> _PROBLEM_: Please give the count of lines holding the string "اعلام" and nothing besides.

(Collected data)
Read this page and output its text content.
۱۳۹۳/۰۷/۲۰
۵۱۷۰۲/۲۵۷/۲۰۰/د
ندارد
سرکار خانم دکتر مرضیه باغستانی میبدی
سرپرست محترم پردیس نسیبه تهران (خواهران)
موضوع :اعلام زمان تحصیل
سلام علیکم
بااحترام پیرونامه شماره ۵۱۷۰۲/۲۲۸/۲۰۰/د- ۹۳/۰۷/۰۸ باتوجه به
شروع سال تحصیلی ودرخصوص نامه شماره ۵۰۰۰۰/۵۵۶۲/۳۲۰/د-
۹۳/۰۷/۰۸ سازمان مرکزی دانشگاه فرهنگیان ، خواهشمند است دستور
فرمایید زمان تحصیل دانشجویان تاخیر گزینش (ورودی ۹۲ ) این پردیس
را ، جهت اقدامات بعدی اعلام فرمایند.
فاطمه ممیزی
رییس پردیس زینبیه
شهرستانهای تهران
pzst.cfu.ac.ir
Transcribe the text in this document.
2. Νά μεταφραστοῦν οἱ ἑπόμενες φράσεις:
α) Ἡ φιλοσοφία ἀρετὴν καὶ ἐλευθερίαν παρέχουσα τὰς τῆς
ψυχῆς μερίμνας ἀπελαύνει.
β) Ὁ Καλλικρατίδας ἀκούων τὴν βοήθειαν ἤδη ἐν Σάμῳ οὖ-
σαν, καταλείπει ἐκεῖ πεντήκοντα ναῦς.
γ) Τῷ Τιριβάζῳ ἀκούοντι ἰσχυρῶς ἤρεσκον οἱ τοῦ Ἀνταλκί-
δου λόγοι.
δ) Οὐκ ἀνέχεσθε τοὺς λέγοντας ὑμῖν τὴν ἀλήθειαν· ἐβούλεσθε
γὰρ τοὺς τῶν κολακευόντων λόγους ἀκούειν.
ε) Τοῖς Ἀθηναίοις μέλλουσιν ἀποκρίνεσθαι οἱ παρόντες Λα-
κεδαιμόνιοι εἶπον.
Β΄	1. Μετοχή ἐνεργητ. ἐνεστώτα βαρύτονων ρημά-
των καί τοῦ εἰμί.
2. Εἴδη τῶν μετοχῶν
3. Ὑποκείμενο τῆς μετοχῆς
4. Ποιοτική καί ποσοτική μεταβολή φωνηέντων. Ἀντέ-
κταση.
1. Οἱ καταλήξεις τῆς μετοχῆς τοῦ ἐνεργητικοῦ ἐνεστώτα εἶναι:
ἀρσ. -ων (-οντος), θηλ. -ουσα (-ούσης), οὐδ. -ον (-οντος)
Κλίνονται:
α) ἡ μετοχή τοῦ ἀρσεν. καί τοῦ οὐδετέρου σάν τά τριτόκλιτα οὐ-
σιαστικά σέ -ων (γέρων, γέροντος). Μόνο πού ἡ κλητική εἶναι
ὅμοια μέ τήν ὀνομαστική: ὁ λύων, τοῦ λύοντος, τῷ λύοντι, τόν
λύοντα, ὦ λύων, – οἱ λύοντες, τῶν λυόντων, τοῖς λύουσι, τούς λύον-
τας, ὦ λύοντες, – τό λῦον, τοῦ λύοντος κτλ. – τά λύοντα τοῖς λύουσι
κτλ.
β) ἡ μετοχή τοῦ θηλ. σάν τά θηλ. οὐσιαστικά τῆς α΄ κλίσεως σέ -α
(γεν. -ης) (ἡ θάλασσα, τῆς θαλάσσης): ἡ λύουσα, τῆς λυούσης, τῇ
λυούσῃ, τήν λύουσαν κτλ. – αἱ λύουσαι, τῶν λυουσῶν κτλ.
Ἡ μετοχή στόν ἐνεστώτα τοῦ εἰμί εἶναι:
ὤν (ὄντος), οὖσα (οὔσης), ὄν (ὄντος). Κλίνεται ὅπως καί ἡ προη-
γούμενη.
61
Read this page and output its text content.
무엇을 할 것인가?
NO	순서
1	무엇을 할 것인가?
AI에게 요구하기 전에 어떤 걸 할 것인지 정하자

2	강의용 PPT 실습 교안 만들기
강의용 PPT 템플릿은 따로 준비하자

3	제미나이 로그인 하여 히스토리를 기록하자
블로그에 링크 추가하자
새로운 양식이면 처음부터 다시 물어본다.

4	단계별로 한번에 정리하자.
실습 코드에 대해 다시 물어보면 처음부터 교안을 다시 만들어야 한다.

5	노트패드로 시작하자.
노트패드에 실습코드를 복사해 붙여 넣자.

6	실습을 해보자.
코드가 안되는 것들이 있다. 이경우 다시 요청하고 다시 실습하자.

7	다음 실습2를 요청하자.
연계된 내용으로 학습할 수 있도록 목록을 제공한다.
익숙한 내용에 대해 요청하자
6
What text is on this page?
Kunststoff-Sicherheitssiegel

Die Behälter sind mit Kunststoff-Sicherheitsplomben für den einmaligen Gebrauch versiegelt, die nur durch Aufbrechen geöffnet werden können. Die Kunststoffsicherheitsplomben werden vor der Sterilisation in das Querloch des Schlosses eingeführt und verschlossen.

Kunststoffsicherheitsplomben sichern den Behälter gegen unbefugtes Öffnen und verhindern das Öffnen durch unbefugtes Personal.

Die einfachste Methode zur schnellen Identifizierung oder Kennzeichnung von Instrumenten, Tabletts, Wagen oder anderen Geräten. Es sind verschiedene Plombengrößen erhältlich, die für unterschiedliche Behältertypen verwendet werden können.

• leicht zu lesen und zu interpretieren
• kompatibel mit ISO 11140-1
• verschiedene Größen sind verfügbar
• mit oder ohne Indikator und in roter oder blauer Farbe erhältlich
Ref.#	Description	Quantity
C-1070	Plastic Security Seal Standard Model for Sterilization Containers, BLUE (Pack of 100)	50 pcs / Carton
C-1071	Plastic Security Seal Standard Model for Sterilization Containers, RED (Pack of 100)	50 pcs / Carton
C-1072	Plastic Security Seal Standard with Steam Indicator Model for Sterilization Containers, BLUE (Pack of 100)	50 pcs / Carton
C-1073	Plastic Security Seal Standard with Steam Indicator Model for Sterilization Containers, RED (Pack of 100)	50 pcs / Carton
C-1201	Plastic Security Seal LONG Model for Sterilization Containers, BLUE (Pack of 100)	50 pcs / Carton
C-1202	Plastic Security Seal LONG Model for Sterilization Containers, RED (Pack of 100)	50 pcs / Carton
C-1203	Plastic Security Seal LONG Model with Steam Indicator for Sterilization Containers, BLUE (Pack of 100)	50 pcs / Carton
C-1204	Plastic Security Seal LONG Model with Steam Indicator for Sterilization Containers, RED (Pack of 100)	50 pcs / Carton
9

> _SOLUTION FOR THIS TASK_: 2